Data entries

>>>

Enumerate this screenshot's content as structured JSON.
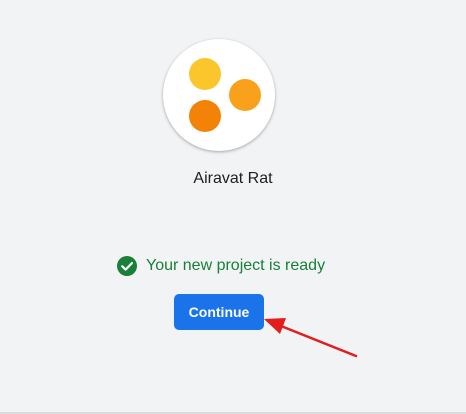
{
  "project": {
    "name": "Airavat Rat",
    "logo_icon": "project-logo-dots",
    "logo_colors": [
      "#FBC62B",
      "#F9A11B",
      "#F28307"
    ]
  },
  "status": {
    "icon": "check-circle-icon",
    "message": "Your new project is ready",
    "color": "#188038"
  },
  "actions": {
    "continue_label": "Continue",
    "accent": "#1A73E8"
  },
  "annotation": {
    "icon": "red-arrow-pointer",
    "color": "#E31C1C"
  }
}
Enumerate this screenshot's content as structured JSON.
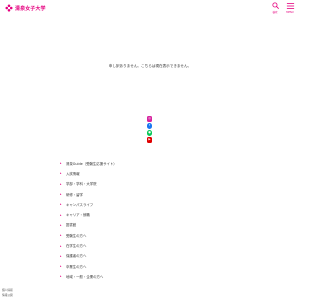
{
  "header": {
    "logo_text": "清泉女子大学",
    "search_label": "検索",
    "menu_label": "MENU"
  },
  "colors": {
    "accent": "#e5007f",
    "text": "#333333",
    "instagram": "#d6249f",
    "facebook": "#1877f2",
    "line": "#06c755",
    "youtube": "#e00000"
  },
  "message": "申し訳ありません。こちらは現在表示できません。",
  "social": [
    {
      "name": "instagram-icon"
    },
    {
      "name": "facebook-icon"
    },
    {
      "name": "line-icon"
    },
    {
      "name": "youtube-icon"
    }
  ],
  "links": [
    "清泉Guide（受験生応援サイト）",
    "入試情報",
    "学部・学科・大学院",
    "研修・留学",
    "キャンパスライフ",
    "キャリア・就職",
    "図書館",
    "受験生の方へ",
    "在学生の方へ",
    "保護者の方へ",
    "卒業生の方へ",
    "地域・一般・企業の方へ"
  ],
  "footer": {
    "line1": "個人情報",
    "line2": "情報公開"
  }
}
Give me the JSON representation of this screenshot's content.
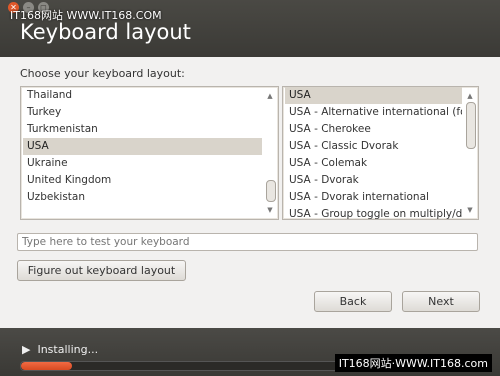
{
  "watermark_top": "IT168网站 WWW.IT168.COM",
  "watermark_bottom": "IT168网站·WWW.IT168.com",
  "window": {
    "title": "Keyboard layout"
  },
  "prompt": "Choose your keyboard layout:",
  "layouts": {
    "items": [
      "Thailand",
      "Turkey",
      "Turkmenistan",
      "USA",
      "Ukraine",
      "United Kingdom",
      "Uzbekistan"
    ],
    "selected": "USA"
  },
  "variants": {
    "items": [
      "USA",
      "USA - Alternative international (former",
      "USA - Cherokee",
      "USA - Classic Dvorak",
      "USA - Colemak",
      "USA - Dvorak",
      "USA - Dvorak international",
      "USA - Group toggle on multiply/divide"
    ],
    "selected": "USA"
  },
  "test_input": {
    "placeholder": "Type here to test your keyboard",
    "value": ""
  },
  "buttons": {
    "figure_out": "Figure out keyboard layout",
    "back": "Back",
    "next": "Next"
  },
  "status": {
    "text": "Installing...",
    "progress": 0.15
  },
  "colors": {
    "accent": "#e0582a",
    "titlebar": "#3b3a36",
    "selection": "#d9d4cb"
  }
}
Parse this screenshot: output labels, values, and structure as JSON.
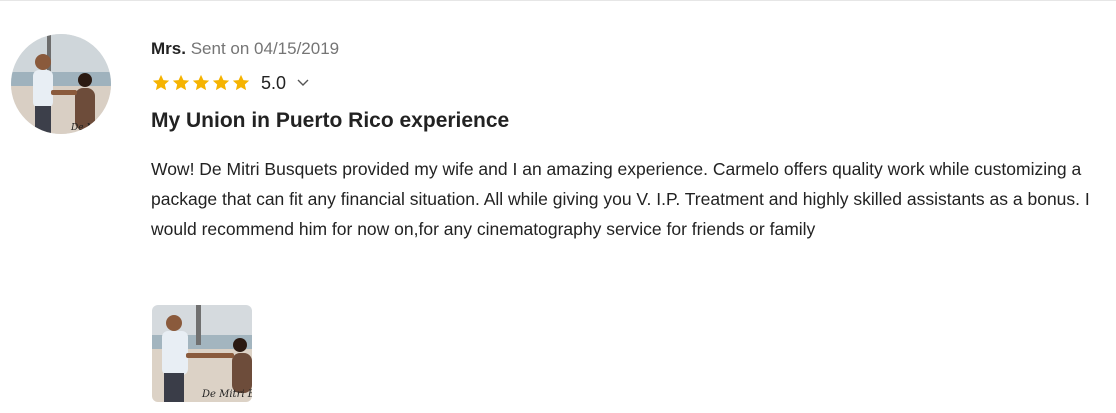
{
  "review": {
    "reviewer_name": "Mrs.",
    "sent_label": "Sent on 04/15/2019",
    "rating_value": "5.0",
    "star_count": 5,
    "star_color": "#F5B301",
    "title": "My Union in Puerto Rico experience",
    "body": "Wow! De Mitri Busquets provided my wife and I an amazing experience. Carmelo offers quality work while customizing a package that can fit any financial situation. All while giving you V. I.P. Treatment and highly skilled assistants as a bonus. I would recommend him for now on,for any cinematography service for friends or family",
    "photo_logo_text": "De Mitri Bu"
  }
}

<<<
>>>

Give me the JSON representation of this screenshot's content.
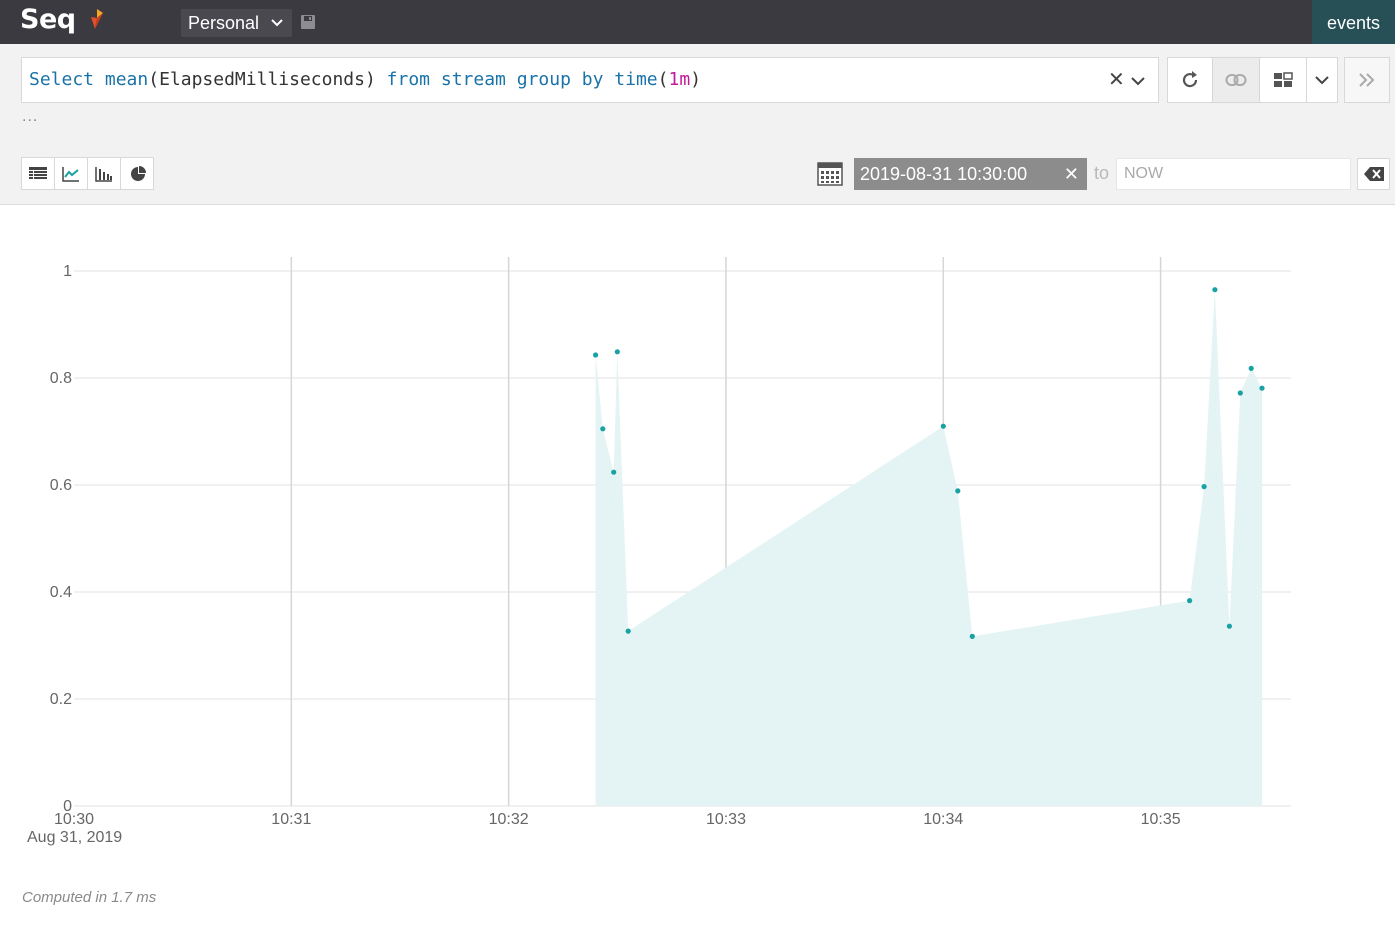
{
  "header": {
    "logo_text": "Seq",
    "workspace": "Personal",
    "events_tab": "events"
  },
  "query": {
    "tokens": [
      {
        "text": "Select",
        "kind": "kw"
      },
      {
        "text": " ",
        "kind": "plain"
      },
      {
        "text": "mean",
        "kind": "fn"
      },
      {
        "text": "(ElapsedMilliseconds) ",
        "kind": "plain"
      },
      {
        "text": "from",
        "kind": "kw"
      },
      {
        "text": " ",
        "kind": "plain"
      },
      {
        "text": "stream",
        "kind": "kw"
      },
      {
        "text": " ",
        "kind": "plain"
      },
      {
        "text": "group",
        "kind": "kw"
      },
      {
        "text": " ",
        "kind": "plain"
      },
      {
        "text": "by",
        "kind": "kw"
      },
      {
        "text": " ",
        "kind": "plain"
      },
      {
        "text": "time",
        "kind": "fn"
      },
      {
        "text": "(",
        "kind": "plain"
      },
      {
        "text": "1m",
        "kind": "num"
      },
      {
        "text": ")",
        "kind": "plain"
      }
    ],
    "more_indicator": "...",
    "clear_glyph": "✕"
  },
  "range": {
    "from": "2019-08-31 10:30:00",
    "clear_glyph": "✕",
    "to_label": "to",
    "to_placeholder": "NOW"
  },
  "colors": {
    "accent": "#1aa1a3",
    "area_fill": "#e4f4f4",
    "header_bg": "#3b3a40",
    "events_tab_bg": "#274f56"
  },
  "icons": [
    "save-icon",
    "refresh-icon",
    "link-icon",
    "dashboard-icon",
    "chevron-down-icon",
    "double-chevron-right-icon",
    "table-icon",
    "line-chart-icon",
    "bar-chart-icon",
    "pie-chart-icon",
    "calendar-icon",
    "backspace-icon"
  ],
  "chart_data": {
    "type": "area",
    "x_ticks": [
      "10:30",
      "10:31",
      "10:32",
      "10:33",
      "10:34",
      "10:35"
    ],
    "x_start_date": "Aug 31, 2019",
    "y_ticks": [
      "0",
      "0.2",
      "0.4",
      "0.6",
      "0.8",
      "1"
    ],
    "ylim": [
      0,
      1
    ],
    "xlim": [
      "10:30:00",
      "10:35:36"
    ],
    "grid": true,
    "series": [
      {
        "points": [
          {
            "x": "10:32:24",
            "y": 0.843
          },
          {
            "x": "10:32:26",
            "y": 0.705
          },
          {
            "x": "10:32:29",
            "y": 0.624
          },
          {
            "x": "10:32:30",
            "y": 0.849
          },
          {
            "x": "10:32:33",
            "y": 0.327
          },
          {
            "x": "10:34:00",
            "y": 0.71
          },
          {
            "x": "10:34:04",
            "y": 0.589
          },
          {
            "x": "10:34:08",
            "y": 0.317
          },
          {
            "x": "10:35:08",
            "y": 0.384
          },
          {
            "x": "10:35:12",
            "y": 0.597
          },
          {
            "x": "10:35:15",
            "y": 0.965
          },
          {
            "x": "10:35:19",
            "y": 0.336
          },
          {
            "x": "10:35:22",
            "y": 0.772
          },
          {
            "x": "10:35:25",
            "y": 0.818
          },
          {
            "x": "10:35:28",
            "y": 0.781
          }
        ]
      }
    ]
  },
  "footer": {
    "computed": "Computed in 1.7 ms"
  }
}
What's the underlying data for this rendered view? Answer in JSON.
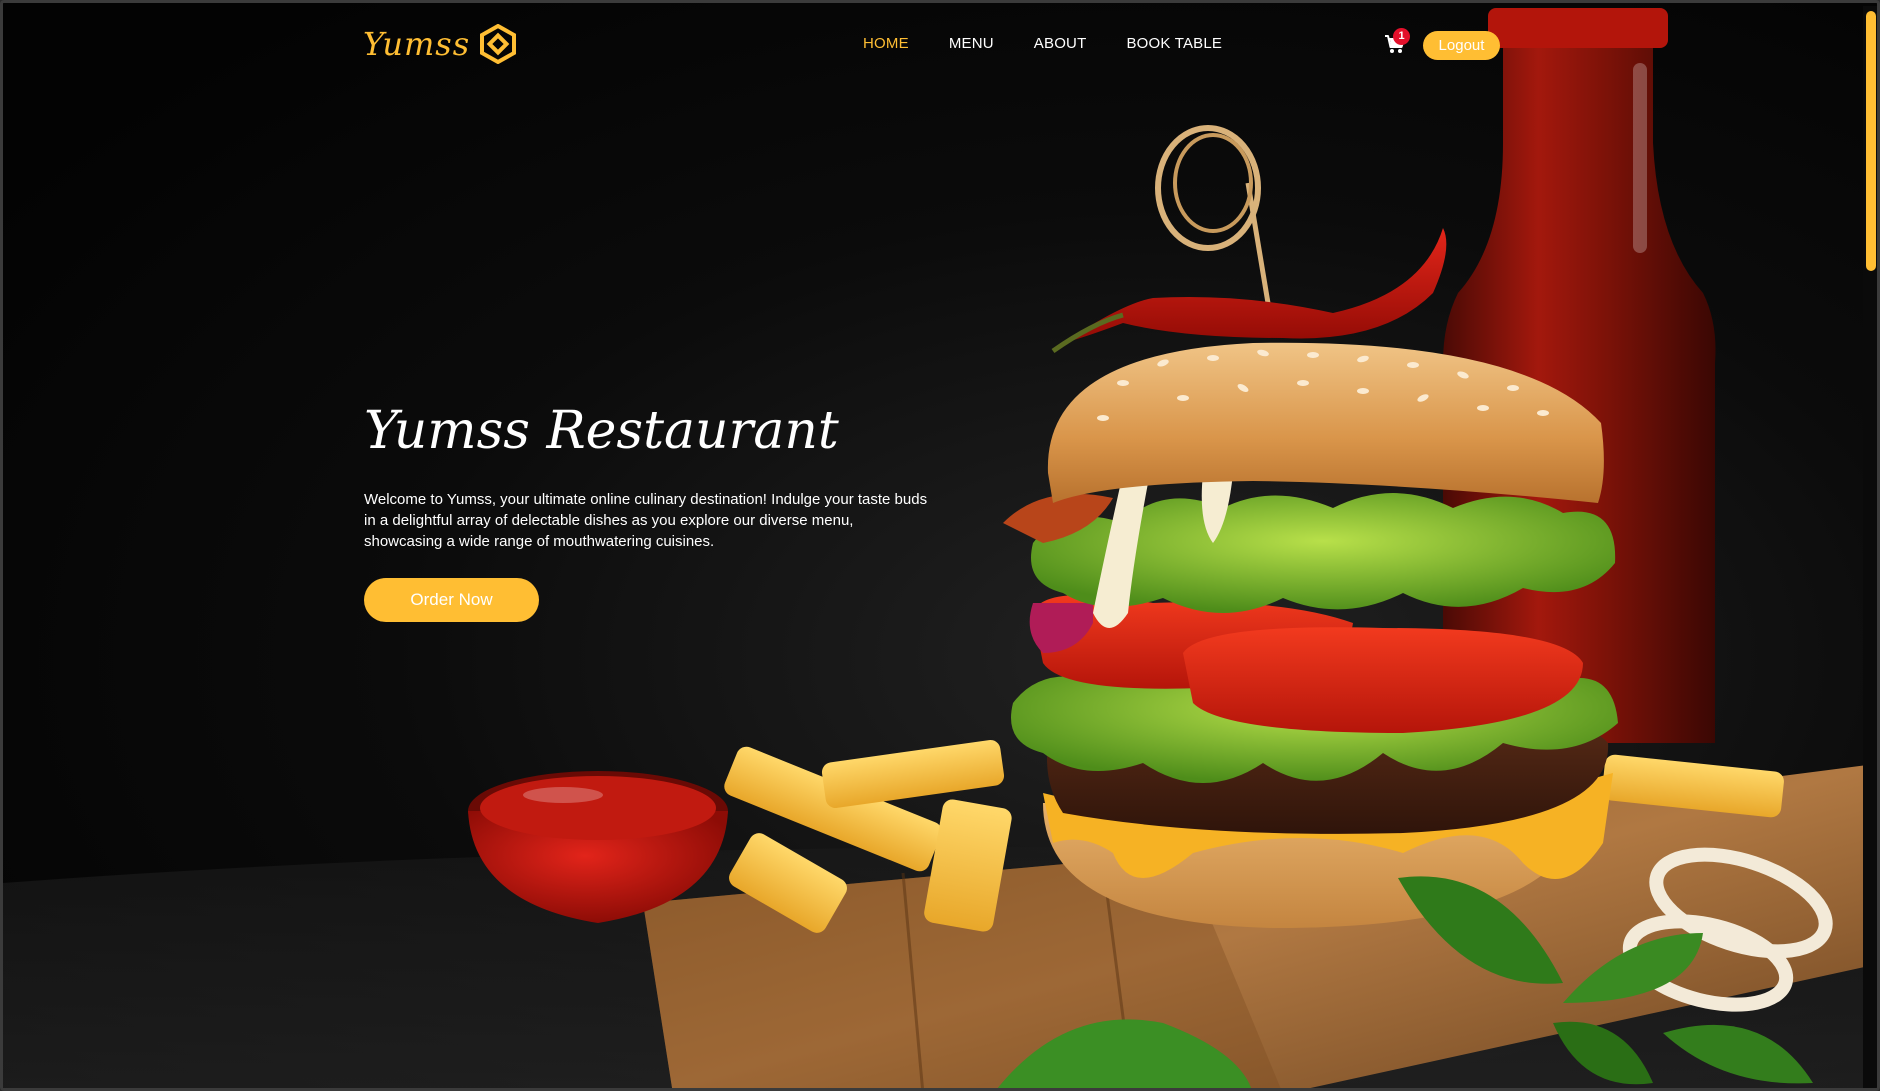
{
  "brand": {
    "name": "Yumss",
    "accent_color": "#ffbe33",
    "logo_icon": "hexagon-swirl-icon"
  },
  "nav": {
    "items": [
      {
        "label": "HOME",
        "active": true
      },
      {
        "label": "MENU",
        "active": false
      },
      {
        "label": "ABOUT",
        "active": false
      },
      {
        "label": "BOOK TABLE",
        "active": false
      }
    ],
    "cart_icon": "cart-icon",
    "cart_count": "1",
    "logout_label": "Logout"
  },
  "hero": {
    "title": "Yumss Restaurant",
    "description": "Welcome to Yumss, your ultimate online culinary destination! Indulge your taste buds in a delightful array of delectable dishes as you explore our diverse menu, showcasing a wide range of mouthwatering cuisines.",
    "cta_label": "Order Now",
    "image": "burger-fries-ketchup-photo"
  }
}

<<<
>>>

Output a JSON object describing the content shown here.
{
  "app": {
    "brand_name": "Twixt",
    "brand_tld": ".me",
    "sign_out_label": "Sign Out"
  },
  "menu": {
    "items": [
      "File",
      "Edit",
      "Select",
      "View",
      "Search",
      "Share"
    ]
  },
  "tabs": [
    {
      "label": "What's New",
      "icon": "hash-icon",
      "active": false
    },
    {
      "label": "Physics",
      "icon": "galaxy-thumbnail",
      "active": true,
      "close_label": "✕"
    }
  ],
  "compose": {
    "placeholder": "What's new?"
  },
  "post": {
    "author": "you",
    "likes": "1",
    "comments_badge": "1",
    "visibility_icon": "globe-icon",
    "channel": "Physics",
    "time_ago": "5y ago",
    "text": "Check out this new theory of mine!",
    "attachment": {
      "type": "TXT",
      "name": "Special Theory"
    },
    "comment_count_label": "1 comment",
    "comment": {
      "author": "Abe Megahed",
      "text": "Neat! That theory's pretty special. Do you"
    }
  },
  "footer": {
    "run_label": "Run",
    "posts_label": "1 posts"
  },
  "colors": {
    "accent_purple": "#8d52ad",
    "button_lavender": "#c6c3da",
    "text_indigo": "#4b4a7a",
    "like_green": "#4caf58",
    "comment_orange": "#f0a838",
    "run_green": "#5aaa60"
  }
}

<<<

What you should do: Look above for every line with the word "chevron" and copy it.

Result for this task:
    "chevron-down-icon",
    "double-chevron-right-icon",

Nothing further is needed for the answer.